According to the forum thread below on vectorizing triu_indices, why did the person asking the question not add an AVX2 tag?

EXCERPT PROVIDED:
• • • •

Implement numpy's triu_indices with avx in c++

Question

I would like to implement numpy.triu_indices(a, 1)(note that the second argument is 1) in c++ with avx intrinsics. The code snippet below is the unvectorized version of the code I came up with. Here, a is the length (int), and first and second are the two output arrays

void triu_indices(int a, int* first, int* second)
{
    int index = 0;
    for (int i=0; i < a; i++)
    {

        for(int j = i+1; j < a; j++)
        {
            first[index] = i;
            second[index] = j;
            index++;
        }

    }
}

As an example output, if I give a=4, then

first = [0,0,0,1,1,2]
second = [1,2,3,2,3,3]

Now, I would like to implement this fully in AVX2 (that is in a vectorized way). Ultimately, the function will be run over an entire array of ints, which will supply the variable a to the function, and the output arrays first and second will be stored in two parent arrays.

Can you please give me some useful hints (or a code snippet) as how to vectorize this function with explicit AVX2 instrinsics (that is, not depending on compiler auto-vectorization)? Sorry if this is a noob question, as I have started learning AVX recently.

Are you sure you actually want to create an array of indices instead of generating them on the fly when needed? You can generate an i,j pair given a linear index using [How to convert triangular matrix indexes in to row, column coordinates?](https://stackoverflow.com/q/40950460), or [algorithm for index numbers of triangular matrix coefficients](https://stackoverflow.com/q/242711), and more importantly you can *loop* over a triangular matrix without any expensive operations. For i,j to linear, see [algorithm of addressing a triangle matrices memory](https://stackoverflow.com/q/49165711). — Peter Cordes, May 25 '18 at 06:08
AVX is predominantly floating point, so it’s unlikely to help for this. You may be able to use AVX2, which has integer support, however, assuming your CPU has it. Otherwise stick to SSE. — Paul R, May 25 '18 at 06:10
@hpaulj Yes, apparently, it calls numpy.tri(), which itself calls numpy.greater_equal.outer(). At this point, I am stuck, as I couldn't find the reference to how it does it — Roy_123, May 25 '18 at 06:14
If auto-vectorizing with triangular matrices, you might want to pad the indexing so each row starts at a 32-byte aligned boundary. i.e. round up the length of each row to a multiple of 8 `float` elements, a whole AVX vector. This also makes it easier to loop over a matrix with AVX vectors: you can store garbage into the padding at the end of a row instead of having the last vector of a row include some elements from the start of the next row. — Peter Cordes, May 25 '18 at 06:15
@PeterCordes I actually need the array of indices. But I will look into your references — Roy_123, May 25 '18 at 06:16
@PaulR yes, I can use avx2. I wanted to put that tag as well, but unfortunately, SO allows 5 tags only — Roy_123, May 25 '18 at 06:17
Without offsets, the `numpy` function is just: `np.where(np.arange(N)>=np.arange(N)[:,None])`. `np.tri` generates the boolean mask that's true in upper triangle, and `np.where` finds the coordinates of the True values. It's just combining a couple of whole array building blocks. — hpaulj, May 25 '18 at 06:36
@hpaulj Thanks. That's a great clue. But won't that be more inefficient than the current current two loops version? — Roy_123, May 25 '18 at 06:56

score 3 · Accepted Answer · answered May 25 '18 at 07:02

First of all, make sure you really need to do this, and actually want arrays of indices as an end result, not as part of keeping track of data in a triangular matrix. AVX2 has gather support, and AVX512 has scatter support, but introducing an array of indices makes SIMD much worse.

• • • •

MATERIAL PROVIDED:
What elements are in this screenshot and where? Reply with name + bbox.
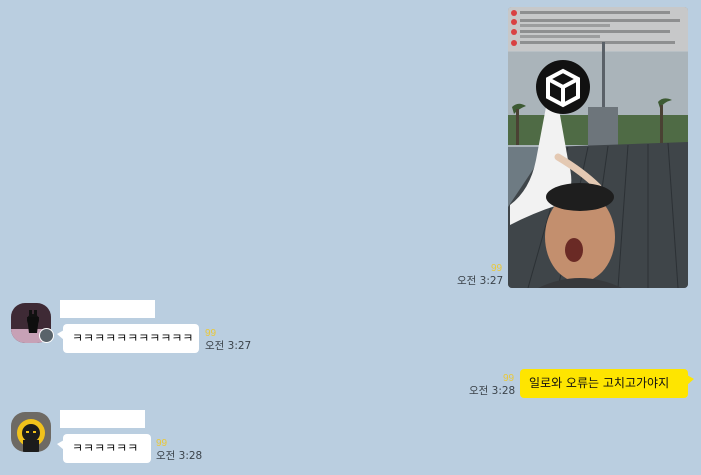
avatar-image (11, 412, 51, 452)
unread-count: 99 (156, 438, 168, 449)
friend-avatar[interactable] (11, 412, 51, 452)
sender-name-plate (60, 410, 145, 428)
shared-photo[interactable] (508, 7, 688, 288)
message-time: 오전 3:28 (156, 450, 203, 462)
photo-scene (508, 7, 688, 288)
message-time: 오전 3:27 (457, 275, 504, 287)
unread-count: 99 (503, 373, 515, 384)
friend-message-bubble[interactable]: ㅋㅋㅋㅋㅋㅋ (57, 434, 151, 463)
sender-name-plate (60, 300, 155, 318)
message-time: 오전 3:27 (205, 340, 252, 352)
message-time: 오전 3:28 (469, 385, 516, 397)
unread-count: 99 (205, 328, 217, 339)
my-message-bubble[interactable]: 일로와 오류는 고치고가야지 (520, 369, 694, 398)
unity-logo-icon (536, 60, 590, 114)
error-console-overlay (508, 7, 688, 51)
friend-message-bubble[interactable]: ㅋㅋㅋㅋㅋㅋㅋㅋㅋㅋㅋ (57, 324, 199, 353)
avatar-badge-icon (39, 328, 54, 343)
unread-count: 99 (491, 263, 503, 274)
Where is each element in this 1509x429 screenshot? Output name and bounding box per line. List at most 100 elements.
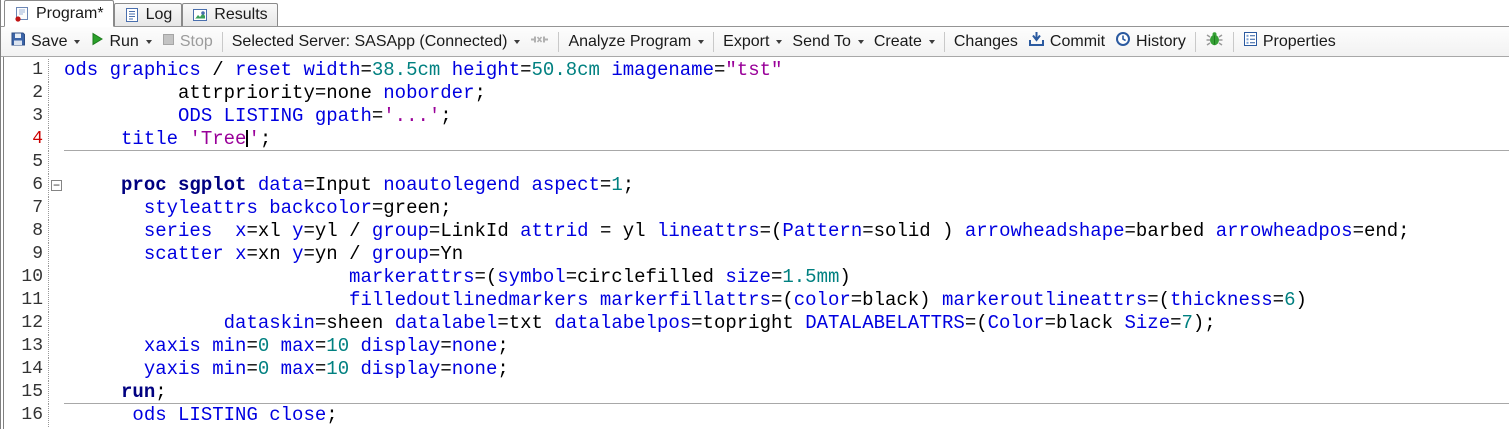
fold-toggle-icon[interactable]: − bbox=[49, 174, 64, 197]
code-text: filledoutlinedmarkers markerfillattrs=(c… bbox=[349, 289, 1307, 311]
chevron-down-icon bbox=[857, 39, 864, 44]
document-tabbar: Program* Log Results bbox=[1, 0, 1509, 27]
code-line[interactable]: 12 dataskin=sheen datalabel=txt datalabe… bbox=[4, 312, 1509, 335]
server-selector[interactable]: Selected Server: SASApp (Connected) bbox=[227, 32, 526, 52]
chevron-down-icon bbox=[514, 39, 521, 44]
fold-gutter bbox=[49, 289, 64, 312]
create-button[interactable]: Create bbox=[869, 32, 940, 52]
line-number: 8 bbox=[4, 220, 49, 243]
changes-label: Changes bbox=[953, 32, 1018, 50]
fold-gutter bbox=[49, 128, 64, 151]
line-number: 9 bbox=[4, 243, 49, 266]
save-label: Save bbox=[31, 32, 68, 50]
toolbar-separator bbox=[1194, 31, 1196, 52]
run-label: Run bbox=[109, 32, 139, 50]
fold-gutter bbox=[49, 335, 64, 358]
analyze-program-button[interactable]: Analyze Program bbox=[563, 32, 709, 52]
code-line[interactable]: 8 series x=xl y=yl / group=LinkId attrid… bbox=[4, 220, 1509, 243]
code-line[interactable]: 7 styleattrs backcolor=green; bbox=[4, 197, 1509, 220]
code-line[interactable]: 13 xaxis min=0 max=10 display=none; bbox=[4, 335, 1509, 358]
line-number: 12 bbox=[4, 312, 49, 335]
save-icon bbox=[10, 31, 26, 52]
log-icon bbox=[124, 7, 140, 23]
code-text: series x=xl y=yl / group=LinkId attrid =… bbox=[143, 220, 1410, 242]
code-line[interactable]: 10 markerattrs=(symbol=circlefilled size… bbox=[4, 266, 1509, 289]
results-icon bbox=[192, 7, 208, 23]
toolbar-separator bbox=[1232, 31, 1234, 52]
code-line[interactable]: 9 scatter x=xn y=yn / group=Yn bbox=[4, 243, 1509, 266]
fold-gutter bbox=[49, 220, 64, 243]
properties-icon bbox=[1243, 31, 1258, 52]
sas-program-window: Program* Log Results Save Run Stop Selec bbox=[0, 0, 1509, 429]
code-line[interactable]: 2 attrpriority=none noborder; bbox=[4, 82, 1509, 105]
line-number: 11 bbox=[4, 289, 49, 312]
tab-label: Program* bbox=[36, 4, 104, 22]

• • • •

WRITTEN SOLUTION: The site allows only five tags.